Provided records
--- start ---

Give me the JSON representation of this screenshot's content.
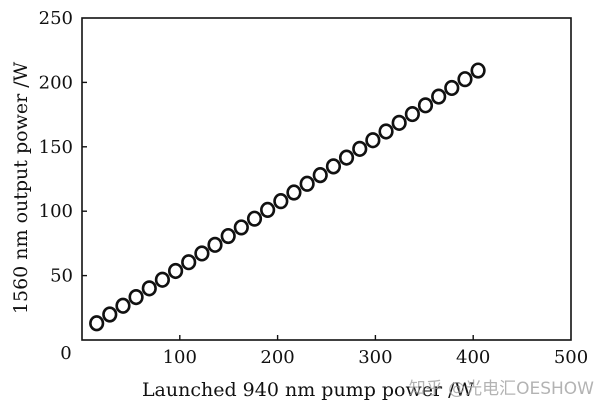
{
  "chart_data": {
    "type": "scatter",
    "title": "",
    "xlabel": "Launched 940 nm pump power /W",
    "ylabel": "1560 nm output power /W",
    "xlim": [
      0,
      500
    ],
    "ylim": [
      0,
      250
    ],
    "xticks": [
      0,
      100,
      200,
      300,
      400,
      500
    ],
    "yticks": [
      0,
      50,
      100,
      150,
      200,
      250
    ],
    "grid": false,
    "legend": null,
    "marker": "open-circle",
    "series": [
      {
        "name": "1560 nm output",
        "x": [
          15,
          28.4,
          41.9,
          55.3,
          68.8,
          82.2,
          95.7,
          109.1,
          122.6,
          136,
          149.5,
          162.9,
          176.4,
          189.8,
          203.3,
          216.7,
          230.2,
          243.6,
          257.1,
          270.5,
          284,
          297.4,
          310.9,
          324.3,
          337.8,
          351.2,
          364.7,
          378.1,
          391.6,
          405
        ],
        "y": [
          13.0,
          19.8,
          26.6,
          33.3,
          40.1,
          46.8,
          53.6,
          60.4,
          67.2,
          73.9,
          80.7,
          87.4,
          94.2,
          101.0,
          107.8,
          114.5,
          121.3,
          128.0,
          134.8,
          141.6,
          148.4,
          155.1,
          161.9,
          168.6,
          175.4,
          182.2,
          189.0,
          195.7,
          202.5,
          209.2
        ]
      }
    ]
  },
  "watermark": "知乎 @光电汇OESHOW",
  "colors": {
    "axis": "#111111",
    "marker": "#111111",
    "watermark": "#9a9a9a"
  }
}
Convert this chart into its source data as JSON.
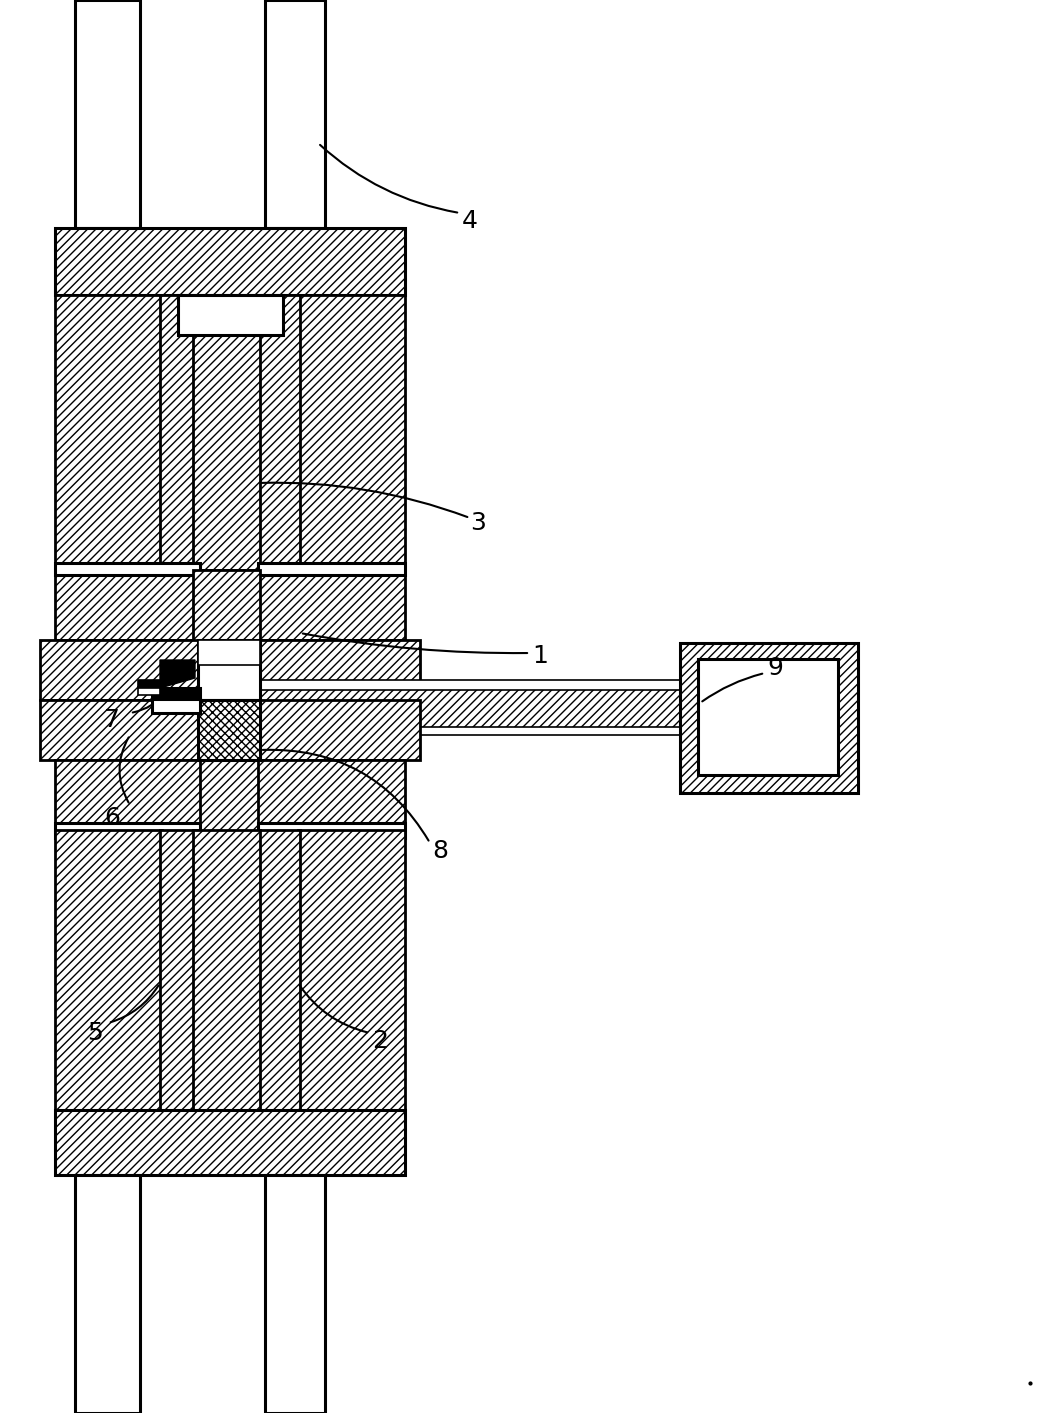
{
  "bg_color": "#ffffff",
  "line_color": "#000000",
  "fig_width": 10.58,
  "fig_height": 14.13,
  "dpi": 100,
  "ann_fontsize": 18,
  "lw_main": 2.2,
  "lw_thin": 1.2
}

--- end ---

Short exercise
Beginning with the line with "Convert this chart", repeat the entries above exactly, up to and including the last line, leaving out pictures.

Exercise output
Convert this chart into its source data as JSON.
{
  "bg_color": "#ffffff",
  "line_color": "#000000",
  "fig_width": 10.58,
  "fig_height": 14.13,
  "dpi": 100,
  "ann_fontsize": 18,
  "lw_main": 2.2,
  "lw_thin": 1.2
}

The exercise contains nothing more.